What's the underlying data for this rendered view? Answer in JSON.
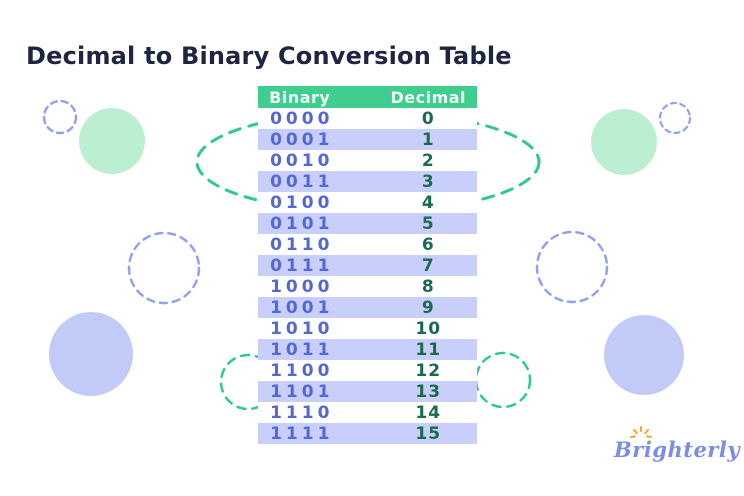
{
  "chart_data": {
    "type": "table",
    "title": "Decimal to Binary Conversion Table",
    "columns": [
      "Binary",
      "Decimal"
    ],
    "rows": [
      {
        "binary": "0000",
        "decimal": "0"
      },
      {
        "binary": "0001",
        "decimal": "1"
      },
      {
        "binary": "0010",
        "decimal": "2"
      },
      {
        "binary": "0011",
        "decimal": "3"
      },
      {
        "binary": "0100",
        "decimal": "4"
      },
      {
        "binary": "0101",
        "decimal": "5"
      },
      {
        "binary": "0110",
        "decimal": "6"
      },
      {
        "binary": "0111",
        "decimal": "7"
      },
      {
        "binary": "1000",
        "decimal": "8"
      },
      {
        "binary": "1001",
        "decimal": "9"
      },
      {
        "binary": "1010",
        "decimal": "10"
      },
      {
        "binary": "1011",
        "decimal": "11"
      },
      {
        "binary": "1100",
        "decimal": "12"
      },
      {
        "binary": "1101",
        "decimal": "13"
      },
      {
        "binary": "1110",
        "decimal": "14"
      },
      {
        "binary": "1111",
        "decimal": "15"
      }
    ],
    "layout_hints": {
      "header_position": "top",
      "alternating_rows": true,
      "first_row_background": "white"
    }
  },
  "logo": {
    "text": "Brighterly",
    "sun_icon": "sunburst-rays"
  },
  "colors": {
    "title_text": "#1c2541",
    "header_bg": "#3fcd90",
    "header_text": "#f2fdf8",
    "row_alt_bg": "#c9cffb",
    "binary_text": "#5566d9",
    "decimal_text": "#1a6b4d",
    "mint_circle_fill": "#bceed2",
    "lavender_circle_fill": "#c2cbf8",
    "dashed_lavender_stroke": "#92a0f1",
    "dashed_green_stroke": "#2bcb8a",
    "logo_text": "#7c8cea",
    "logo_sun": "#f6a827"
  }
}
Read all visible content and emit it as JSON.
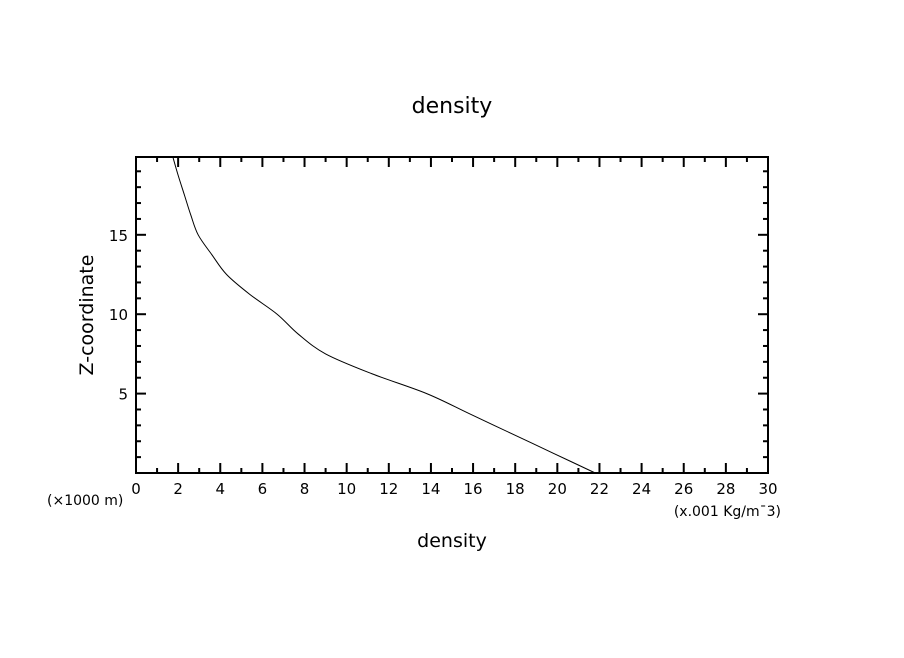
{
  "chart_data": {
    "type": "line",
    "title": "density",
    "xlabel": "density",
    "ylabel": "Z-coordinate",
    "x_unit_label": "(x.001 Kg/m¯3)",
    "y_unit_label": "(×1000 m)",
    "xlim": [
      0,
      30
    ],
    "ylim": [
      0,
      19.9
    ],
    "x_ticks": [
      0,
      2,
      4,
      6,
      8,
      10,
      12,
      14,
      16,
      18,
      20,
      22,
      24,
      26,
      28,
      30
    ],
    "y_ticks": [
      5,
      10,
      15
    ],
    "grid": false,
    "series": [
      {
        "x": [
          21.8,
          19.8,
          17.8,
          15.8,
          13.8,
          11.2,
          9.0,
          7.7,
          6.7,
          5.4,
          4.3,
          3.6,
          2.95,
          2.6,
          2.3,
          2.0,
          1.75
        ],
        "y": [
          0,
          1.25,
          2.5,
          3.75,
          5,
          6.25,
          7.5,
          8.75,
          10,
          11.25,
          12.5,
          13.75,
          15,
          16.25,
          17.5,
          18.75,
          19.9
        ],
        "color": "#000000"
      }
    ]
  }
}
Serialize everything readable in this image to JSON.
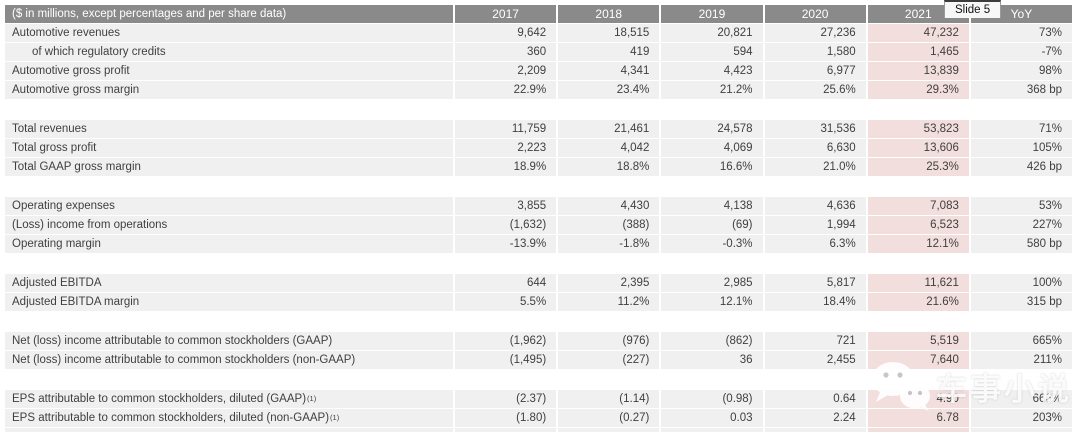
{
  "slide_label": "Slide 5",
  "watermark": {
    "text": "车事小说",
    "icon": "wechat-icon"
  },
  "table": {
    "header_label": "($ in millions, except percentages and per share data)",
    "columns": [
      "2017",
      "2018",
      "2019",
      "2020",
      "2021",
      "YoY"
    ],
    "highlight_column": "2021",
    "colors": {
      "header_bg": "#8a8a8a",
      "header_text": "#ffffff",
      "row_bg": "#f0f0f0",
      "highlight_bg": "#f2dedd",
      "text": "#3f3f3f"
    },
    "rows": [
      {
        "label": "Automotive revenues",
        "values": [
          "9,642",
          "18,515",
          "20,821",
          "27,236",
          "47,232",
          "73%"
        ]
      },
      {
        "label": "of which regulatory credits",
        "indent": true,
        "values": [
          "360",
          "419",
          "594",
          "1,580",
          "1,465",
          "-7%"
        ]
      },
      {
        "label": "Automotive gross profit",
        "values": [
          "2,209",
          "4,341",
          "4,423",
          "6,977",
          "13,839",
          "98%"
        ]
      },
      {
        "label": "Automotive gross margin",
        "values": [
          "22.9%",
          "23.4%",
          "21.2%",
          "25.6%",
          "29.3%",
          "368 bp"
        ]
      },
      {
        "gap": true
      },
      {
        "label": "Total revenues",
        "values": [
          "11,759",
          "21,461",
          "24,578",
          "31,536",
          "53,823",
          "71%"
        ]
      },
      {
        "label": "Total gross profit",
        "values": [
          "2,223",
          "4,042",
          "4,069",
          "6,630",
          "13,606",
          "105%"
        ]
      },
      {
        "label": "Total GAAP gross margin",
        "values": [
          "18.9%",
          "18.8%",
          "16.6%",
          "21.0%",
          "25.3%",
          "426 bp"
        ]
      },
      {
        "gap": true
      },
      {
        "label": "Operating expenses",
        "values": [
          "3,855",
          "4,430",
          "4,138",
          "4,636",
          "7,083",
          "53%"
        ]
      },
      {
        "label": "(Loss) income from operations",
        "values": [
          "(1,632)",
          "(388)",
          "(69)",
          "1,994",
          "6,523",
          "227%"
        ]
      },
      {
        "label": "Operating margin",
        "values": [
          "-13.9%",
          "-1.8%",
          "-0.3%",
          "6.3%",
          "12.1%",
          "580 bp"
        ]
      },
      {
        "gap": true
      },
      {
        "label": "Adjusted EBITDA",
        "values": [
          "644",
          "2,395",
          "2,985",
          "5,817",
          "11,621",
          "100%"
        ]
      },
      {
        "label": "Adjusted EBITDA margin",
        "values": [
          "5.5%",
          "11.2%",
          "12.1%",
          "18.4%",
          "21.6%",
          "315 bp"
        ]
      },
      {
        "gap": true
      },
      {
        "label": "Net (loss) income attributable to common stockholders (GAAP)",
        "values": [
          "(1,962)",
          "(976)",
          "(862)",
          "721",
          "5,519",
          "665%"
        ]
      },
      {
        "label": "Net (loss) income attributable to common stockholders (non-GAAP)",
        "values": [
          "(1,495)",
          "(227)",
          "36",
          "2,455",
          "7,640",
          "211%"
        ]
      },
      {
        "gap": true
      },
      {
        "label": "EPS attributable to common stockholders, diluted (GAAP)",
        "sup": "(1)",
        "values": [
          "(2.37)",
          "(1.14)",
          "(0.98)",
          "0.64",
          "4.90",
          "666%"
        ]
      },
      {
        "label": "EPS attributable to common stockholders, diluted (non-GAAP)",
        "sup": "(1)",
        "values": [
          "(1.80)",
          "(0.27)",
          "0.03",
          "2.24",
          "6.78",
          "203%"
        ]
      }
    ]
  }
}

^^^^^^^^

> Instructions for the task
Copy out every line holding the string "common".

> Reply to the exercise
        "label": "Net (loss) income attributable to common stockholders (GAAP)",
        "label": "Net (loss) income attributable to common stockholders (non-GAAP)",
        "label": "EPS attributable to common stockholders, diluted (GAAP)",
        "label": "EPS attributable to common stockholders, diluted (non-GAAP)",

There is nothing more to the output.